### Problem description
Collect every line in the records below that contains the word "ready".

### Stored records
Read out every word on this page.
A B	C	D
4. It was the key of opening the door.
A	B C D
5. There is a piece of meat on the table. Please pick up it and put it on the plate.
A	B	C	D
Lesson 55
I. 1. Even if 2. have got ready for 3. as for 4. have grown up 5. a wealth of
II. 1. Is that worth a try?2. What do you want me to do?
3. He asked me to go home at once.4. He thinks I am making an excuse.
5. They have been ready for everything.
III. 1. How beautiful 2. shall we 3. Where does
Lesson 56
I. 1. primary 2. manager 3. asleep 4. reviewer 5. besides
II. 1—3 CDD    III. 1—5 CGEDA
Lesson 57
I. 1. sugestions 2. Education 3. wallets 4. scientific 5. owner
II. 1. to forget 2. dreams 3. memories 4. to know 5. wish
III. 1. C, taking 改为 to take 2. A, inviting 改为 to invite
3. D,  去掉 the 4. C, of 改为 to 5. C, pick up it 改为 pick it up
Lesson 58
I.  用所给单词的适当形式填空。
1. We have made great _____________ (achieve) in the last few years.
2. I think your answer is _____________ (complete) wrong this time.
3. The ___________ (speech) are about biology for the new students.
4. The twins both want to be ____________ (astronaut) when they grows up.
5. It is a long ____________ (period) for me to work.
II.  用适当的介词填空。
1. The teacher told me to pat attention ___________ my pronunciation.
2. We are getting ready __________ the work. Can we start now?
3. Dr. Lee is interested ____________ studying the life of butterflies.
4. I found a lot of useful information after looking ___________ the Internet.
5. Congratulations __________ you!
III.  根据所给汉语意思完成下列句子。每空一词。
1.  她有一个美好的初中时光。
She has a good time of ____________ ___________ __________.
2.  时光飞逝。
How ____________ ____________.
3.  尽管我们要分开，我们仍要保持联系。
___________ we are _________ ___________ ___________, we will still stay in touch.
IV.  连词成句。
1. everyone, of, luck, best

### Full answer
I. 1. Even if 2. have got ready for 3. as for 4. have grown up 5. a wealth of
5. They have been ready for everything.
2. We are getting ready __________ the work. Can we start now?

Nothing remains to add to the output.